SHORT PROBLEM.
Your task is to repeat all of the data exactly while excluding the pictures.

Figure dataset records.
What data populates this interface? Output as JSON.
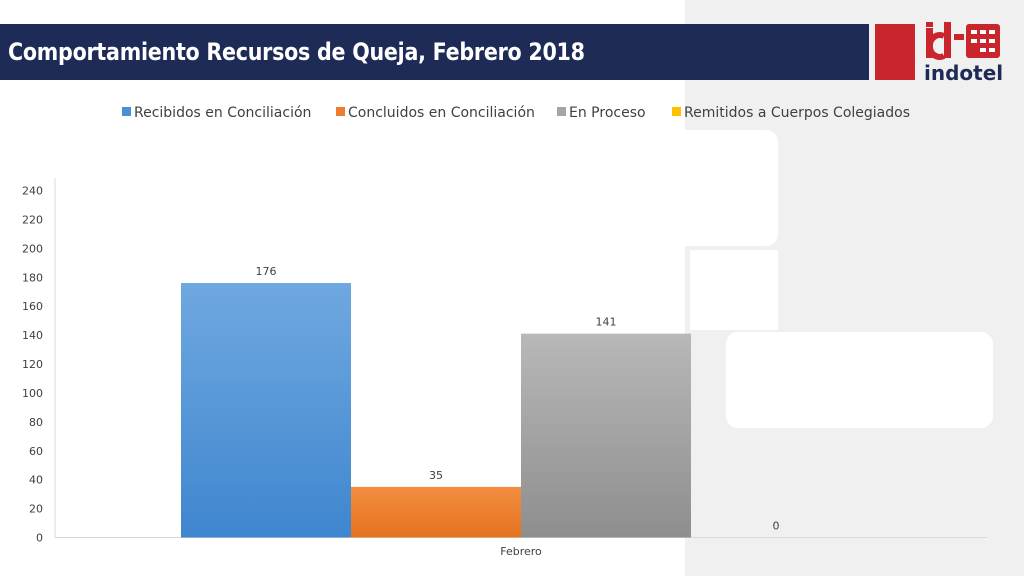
{
  "title": "Comportamiento Recursos de Queja, Febrero 2018",
  "logo": {
    "icon": "indotel-logo",
    "brand_color": "#c8262c",
    "text": "indotel"
  },
  "colors": {
    "title_bar": "#1e2b57",
    "accent_red": "#c8262c"
  },
  "chart_data": {
    "type": "bar",
    "categories": [
      "Febrero"
    ],
    "series": [
      {
        "name": "Recibidos en Conciliación",
        "values": [
          176
        ],
        "color": "#4a90d9"
      },
      {
        "name": "Concluidos en Conciliación",
        "values": [
          35
        ],
        "color": "#ed7d31"
      },
      {
        "name": "En Proceso",
        "values": [
          141
        ],
        "color": "#a5a5a5"
      },
      {
        "name": "Remitidos a Cuerpos Colegiados",
        "values": [
          0
        ],
        "color": "#ffc000"
      }
    ],
    "yticks": [
      "0",
      "20",
      "40",
      "60",
      "80",
      "100",
      "120",
      "140",
      "160",
      "180",
      "200",
      "220",
      "240"
    ],
    "ylim": [
      0,
      240
    ],
    "legend": "top",
    "grid": false
  }
}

RESULT OF THIS TASK.
What data populates this interface? Output as JSON.
{
  "title": "Comportamiento Recursos de Queja, Febrero 2018",
  "logo": {
    "icon": "indotel-logo",
    "brand_color": "#c8262c",
    "text": "indotel"
  },
  "colors": {
    "title_bar": "#1e2b57",
    "accent_red": "#c8262c"
  },
  "chart_data": {
    "type": "bar",
    "categories": [
      "Febrero"
    ],
    "series": [
      {
        "name": "Recibidos en Conciliación",
        "values": [
          176
        ],
        "color": "#4a90d9"
      },
      {
        "name": "Concluidos en Conciliación",
        "values": [
          35
        ],
        "color": "#ed7d31"
      },
      {
        "name": "En Proceso",
        "values": [
          141
        ],
        "color": "#a5a5a5"
      },
      {
        "name": "Remitidos a Cuerpos Colegiados",
        "values": [
          0
        ],
        "color": "#ffc000"
      }
    ],
    "yticks": [
      "0",
      "20",
      "40",
      "60",
      "80",
      "100",
      "120",
      "140",
      "160",
      "180",
      "200",
      "220",
      "240"
    ],
    "ylim": [
      0,
      240
    ],
    "legend": "top",
    "grid": false
  }
}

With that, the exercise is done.